──────── Material for the task

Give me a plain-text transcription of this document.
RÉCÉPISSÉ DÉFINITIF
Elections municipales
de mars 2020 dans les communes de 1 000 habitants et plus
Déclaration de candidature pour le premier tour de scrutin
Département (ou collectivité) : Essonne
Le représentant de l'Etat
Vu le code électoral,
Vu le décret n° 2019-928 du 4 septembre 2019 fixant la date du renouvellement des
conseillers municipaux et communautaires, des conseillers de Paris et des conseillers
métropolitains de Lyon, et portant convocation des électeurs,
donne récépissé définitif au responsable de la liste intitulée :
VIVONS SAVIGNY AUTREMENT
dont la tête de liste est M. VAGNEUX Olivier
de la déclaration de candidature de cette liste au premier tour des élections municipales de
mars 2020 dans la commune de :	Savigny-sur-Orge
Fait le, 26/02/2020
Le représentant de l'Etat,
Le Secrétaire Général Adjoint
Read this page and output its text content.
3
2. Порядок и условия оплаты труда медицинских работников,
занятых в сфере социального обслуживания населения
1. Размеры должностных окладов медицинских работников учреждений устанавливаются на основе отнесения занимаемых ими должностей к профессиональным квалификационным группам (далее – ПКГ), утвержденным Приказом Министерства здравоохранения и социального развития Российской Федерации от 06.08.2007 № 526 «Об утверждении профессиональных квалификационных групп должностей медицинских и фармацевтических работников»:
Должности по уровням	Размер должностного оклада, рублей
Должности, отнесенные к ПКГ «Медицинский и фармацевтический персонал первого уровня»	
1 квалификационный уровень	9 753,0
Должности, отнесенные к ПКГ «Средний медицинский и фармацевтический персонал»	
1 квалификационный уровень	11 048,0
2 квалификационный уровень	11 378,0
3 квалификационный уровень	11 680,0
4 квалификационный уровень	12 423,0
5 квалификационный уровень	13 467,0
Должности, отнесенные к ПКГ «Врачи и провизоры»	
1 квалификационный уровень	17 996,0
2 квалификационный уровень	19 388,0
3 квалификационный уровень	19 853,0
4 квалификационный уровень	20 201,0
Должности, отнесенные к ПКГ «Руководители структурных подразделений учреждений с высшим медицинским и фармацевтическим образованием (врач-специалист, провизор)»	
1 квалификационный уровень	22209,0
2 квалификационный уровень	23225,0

────────────────

Goal of the exercise:
Your task is to reproduce all of the records exactly.

Completed exercise:
Give me a plain-text transcription of this document.
RÉCÉPISSÉ DÉFINITIF
Elections municipales
de mars 2020 dans les communes de 1 000 habitants et plus
Déclaration de candidature pour le premier tour de scrutin
Département (ou collectivité) : Essonne
Le représentant de l'Etat
Vu le code électoral,
Vu le décret n° 2019-928 du 4 septembre 2019 fixant la date du renouvellement des
conseillers municipaux et communautaires, des conseillers de Paris et des conseillers
métropolitains de Lyon, et portant convocation des électeurs,
donne récépissé définitif au responsable de la liste intitulée :
VIVONS SAVIGNY AUTREMENT
dont la tête de liste est M. VAGNEUX Olivier
de la déclaration de candidature de cette liste au premier tour des élections municipales de
mars 2020 dans la commune de :	Savigny-sur-Orge
Fait le, 26/02/2020
Le représentant de l'Etat,
Le Secrétaire Général Adjoint
Read this page and output its text content.
3
2. Порядок и условия оплаты труда медицинских работников,
занятых в сфере социального обслуживания населения
1. Размеры должностных окладов медицинских работников учреждений устанавливаются на основе отнесения занимаемых ими должностей к профессиональным квалификационным группам (далее – ПКГ), утвержденным Приказом Министерства здравоохранения и социального развития Российской Федерации от 06.08.2007 № 526 «Об утверждении профессиональных квалификационных групп должностей медицинских и фармацевтических работников»:
Должности по уровням	Размер должностного оклада, рублей
Должности, отнесенные к ПКГ «Медицинский и фармацевтический персонал первого уровня»	
1 квалификационный уровень	9 753,0
Должности, отнесенные к ПКГ «Средний медицинский и фармацевтический персонал»	
1 квалификационный уровень	11 048,0
2 квалификационный уровень	11 378,0
3 квалификационный уровень	11 680,0
4 квалификационный уровень	12 423,0
5 квалификационный уровень	13 467,0
Должности, отнесенные к ПКГ «Врачи и провизоры»	
1 квалификационный уровень	17 996,0
2 квалификационный уровень	19 388,0
3 квалификационный уровень	19 853,0
4 квалификационный уровень	20 201,0
Должности, отнесенные к ПКГ «Руководители структурных подразделений учреждений с высшим медицинским и фармацевтическим образованием (врач-специалист, провизор)»	
1 квалификационный уровень	22209,0
2 квалификационный уровень	23225,0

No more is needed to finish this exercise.